Records
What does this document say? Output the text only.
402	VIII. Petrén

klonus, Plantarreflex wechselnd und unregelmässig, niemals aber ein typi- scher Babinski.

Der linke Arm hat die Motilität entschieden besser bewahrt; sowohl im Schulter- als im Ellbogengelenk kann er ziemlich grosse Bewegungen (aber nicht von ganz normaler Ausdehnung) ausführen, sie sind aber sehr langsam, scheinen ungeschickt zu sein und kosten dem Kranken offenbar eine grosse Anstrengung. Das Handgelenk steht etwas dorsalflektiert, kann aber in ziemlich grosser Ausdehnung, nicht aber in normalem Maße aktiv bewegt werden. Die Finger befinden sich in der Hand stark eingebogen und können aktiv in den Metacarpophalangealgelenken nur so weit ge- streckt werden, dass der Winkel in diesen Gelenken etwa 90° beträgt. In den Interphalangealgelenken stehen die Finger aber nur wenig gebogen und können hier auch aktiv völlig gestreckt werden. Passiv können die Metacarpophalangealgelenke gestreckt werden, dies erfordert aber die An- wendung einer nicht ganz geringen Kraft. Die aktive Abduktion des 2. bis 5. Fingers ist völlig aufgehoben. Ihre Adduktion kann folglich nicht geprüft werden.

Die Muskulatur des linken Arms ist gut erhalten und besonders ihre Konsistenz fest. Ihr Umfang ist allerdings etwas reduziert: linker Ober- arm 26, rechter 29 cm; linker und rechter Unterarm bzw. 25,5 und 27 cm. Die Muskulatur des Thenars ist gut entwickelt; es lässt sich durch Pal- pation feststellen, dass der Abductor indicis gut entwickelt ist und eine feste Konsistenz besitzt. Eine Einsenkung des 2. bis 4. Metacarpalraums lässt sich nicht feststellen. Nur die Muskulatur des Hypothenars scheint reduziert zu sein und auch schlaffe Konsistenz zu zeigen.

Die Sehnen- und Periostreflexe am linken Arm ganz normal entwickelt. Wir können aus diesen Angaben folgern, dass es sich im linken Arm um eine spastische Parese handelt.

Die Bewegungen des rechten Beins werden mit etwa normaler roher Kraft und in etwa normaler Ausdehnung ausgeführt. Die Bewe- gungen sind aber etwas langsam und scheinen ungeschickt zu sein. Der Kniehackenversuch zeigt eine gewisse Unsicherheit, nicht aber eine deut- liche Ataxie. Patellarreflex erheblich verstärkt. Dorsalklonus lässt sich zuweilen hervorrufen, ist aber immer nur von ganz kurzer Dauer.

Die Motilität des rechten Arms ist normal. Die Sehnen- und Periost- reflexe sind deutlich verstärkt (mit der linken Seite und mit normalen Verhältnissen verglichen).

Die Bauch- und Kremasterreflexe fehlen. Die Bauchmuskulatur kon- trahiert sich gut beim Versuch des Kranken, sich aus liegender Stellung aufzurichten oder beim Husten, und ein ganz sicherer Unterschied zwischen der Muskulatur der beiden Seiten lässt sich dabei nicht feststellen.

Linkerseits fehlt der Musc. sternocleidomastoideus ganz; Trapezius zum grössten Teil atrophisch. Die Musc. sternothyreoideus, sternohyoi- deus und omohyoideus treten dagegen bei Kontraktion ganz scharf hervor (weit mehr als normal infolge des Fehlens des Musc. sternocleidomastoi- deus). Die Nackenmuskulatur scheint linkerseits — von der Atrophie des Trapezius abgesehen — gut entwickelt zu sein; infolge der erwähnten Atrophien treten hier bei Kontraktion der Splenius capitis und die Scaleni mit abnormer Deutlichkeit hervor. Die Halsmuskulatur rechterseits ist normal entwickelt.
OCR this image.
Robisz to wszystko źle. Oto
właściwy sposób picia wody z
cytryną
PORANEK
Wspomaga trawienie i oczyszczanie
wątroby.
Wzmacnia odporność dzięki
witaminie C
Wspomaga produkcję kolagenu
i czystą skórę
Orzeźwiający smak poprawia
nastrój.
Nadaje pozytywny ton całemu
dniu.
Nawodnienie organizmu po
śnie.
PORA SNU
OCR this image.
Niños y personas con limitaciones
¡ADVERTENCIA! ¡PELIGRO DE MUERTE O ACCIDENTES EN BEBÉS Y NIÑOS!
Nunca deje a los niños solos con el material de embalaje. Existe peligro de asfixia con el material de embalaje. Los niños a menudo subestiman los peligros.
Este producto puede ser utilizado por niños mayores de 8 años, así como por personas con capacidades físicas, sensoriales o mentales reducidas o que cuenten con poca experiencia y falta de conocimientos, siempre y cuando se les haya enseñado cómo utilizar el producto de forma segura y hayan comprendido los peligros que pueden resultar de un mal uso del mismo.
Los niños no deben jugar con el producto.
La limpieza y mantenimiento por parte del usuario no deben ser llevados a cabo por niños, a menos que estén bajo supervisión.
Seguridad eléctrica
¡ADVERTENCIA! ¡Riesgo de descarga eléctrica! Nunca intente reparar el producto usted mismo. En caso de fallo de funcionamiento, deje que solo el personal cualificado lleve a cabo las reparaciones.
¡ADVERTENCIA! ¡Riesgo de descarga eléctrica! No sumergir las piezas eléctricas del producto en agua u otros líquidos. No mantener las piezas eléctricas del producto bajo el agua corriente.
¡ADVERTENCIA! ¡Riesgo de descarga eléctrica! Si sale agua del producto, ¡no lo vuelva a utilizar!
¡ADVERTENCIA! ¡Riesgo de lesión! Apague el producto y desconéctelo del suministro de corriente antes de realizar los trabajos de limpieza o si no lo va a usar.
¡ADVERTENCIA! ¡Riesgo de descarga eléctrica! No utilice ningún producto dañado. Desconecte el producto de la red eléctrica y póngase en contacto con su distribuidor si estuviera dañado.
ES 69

Task description
Extract all the entries word for word.

Result
What does this document say? Output the text only.
402	VIII. Petrén

klonus, Plantarreflex wechselnd und unregelmässig, niemals aber ein typi- scher Babinski.

Der linke Arm hat die Motilität entschieden besser bewahrt; sowohl im Schulter- als im Ellbogengelenk kann er ziemlich grosse Bewegungen (aber nicht von ganz normaler Ausdehnung) ausführen, sie sind aber sehr langsam, scheinen ungeschickt zu sein und kosten dem Kranken offenbar eine grosse Anstrengung. Das Handgelenk steht etwas dorsalflektiert, kann aber in ziemlich grosser Ausdehnung, nicht aber in normalem Maße aktiv bewegt werden. Die Finger befinden sich in der Hand stark eingebogen und können aktiv in den Metacarpophalangealgelenken nur so weit ge- streckt werden, dass der Winkel in diesen Gelenken etwa 90° beträgt. In den Interphalangealgelenken stehen die Finger aber nur wenig gebogen und können hier auch aktiv völlig gestreckt werden. Passiv können die Metacarpophalangealgelenke gestreckt werden, dies erfordert aber die An- wendung einer nicht ganz geringen Kraft. Die aktive Abduktion des 2. bis 5. Fingers ist völlig aufgehoben. Ihre Adduktion kann folglich nicht geprüft werden.

Die Muskulatur des linken Arms ist gut erhalten und besonders ihre Konsistenz fest. Ihr Umfang ist allerdings etwas reduziert: linker Ober- arm 26, rechter 29 cm; linker und rechter Unterarm bzw. 25,5 und 27 cm. Die Muskulatur des Thenars ist gut entwickelt; es lässt sich durch Pal- pation feststellen, dass der Abductor indicis gut entwickelt ist und eine feste Konsistenz besitzt. Eine Einsenkung des 2. bis 4. Metacarpalraums lässt sich nicht feststellen. Nur die Muskulatur des Hypothenars scheint reduziert zu sein und auch schlaffe Konsistenz zu zeigen.

Die Sehnen- und Periostreflexe am linken Arm ganz normal entwickelt. Wir können aus diesen Angaben folgern, dass es sich im linken Arm um eine spastische Parese handelt.

Die Bewegungen des rechten Beins werden mit etwa normaler roher Kraft und in etwa normaler Ausdehnung ausgeführt. Die Bewe- gungen sind aber etwas langsam und scheinen ungeschickt zu sein. Der Kniehackenversuch zeigt eine gewisse Unsicherheit, nicht aber eine deut- liche Ataxie. Patellarreflex erheblich verstärkt. Dorsalklonus lässt sich zuweilen hervorrufen, ist aber immer nur von ganz kurzer Dauer.

Die Motilität des rechten Arms ist normal. Die Sehnen- und Periost- reflexe sind deutlich verstärkt (mit der linken Seite und mit normalen Verhältnissen verglichen).

Die Bauch- und Kremasterreflexe fehlen. Die Bauchmuskulatur kon- trahiert sich gut beim Versuch des Kranken, sich aus liegender Stellung aufzurichten oder beim Husten, und ein ganz sicherer Unterschied zwischen der Muskulatur der beiden Seiten lässt sich dabei nicht feststellen.

Linkerseits fehlt der Musc. sternocleidomastoideus ganz; Trapezius zum grössten Teil atrophisch. Die Musc. sternothyreoideus, sternohyoi- deus und omohyoideus treten dagegen bei Kontraktion ganz scharf hervor (weit mehr als normal infolge des Fehlens des Musc. sternocleidomastoi- deus). Die Nackenmuskulatur scheint linkerseits — von der Atrophie des Trapezius abgesehen — gut entwickelt zu sein; infolge der erwähnten Atrophien treten hier bei Kontraktion der Splenius capitis und die Scaleni mit abnormer Deutlichkeit hervor. Die Halsmuskulatur rechterseits ist normal entwickelt.
OCR this image.
Robisz to wszystko źle. Oto
właściwy sposób picia wody z
cytryną
PORANEK
Wspomaga trawienie i oczyszczanie
wątroby.
Wzmacnia odporność dzięki
witaminie C
Wspomaga produkcję kolagenu
i czystą skórę
Orzeźwiający smak poprawia
nastrój.
Nadaje pozytywny ton całemu
dniu.
Nawodnienie organizmu po
śnie.
PORA SNU
OCR this image.
Niños y personas con limitaciones
¡ADVERTENCIA! ¡PELIGRO DE MUERTE O ACCIDENTES EN BEBÉS Y NIÑOS!
Nunca deje a los niños solos con el material de embalaje. Existe peligro de asfixia con el material de embalaje. Los niños a menudo subestiman los peligros.
Este producto puede ser utilizado por niños mayores de 8 años, así como por personas con capacidades físicas, sensoriales o mentales reducidas o que cuenten con poca experiencia y falta de conocimientos, siempre y cuando se les haya enseñado cómo utilizar el producto de forma segura y hayan comprendido los peligros que pueden resultar de un mal uso del mismo.
Los niños no deben jugar con el producto.
La limpieza y mantenimiento por parte del usuario no deben ser llevados a cabo por niños, a menos que estén bajo supervisión.
Seguridad eléctrica
¡ADVERTENCIA! ¡Riesgo de descarga eléctrica! Nunca intente reparar el producto usted mismo. En caso de fallo de funcionamiento, deje que solo el personal cualificado lleve a cabo las reparaciones.
¡ADVERTENCIA! ¡Riesgo de descarga eléctrica! No sumergir las piezas eléctricas del producto en agua u otros líquidos. No mantener las piezas eléctricas del producto bajo el agua corriente.
¡ADVERTENCIA! ¡Riesgo de descarga eléctrica! Si sale agua del producto, ¡no lo vuelva a utilizar!
¡ADVERTENCIA! ¡Riesgo de lesión! Apague el producto y desconéctelo del suministro de corriente antes de realizar los trabajos de limpieza o si no lo va a usar.
¡ADVERTENCIA! ¡Riesgo de descarga eléctrica! No utilice ningún producto dañado. Desconecte el producto de la red eléctrica y póngase en contacto con su distribuidor si estuviera dañado.
ES 69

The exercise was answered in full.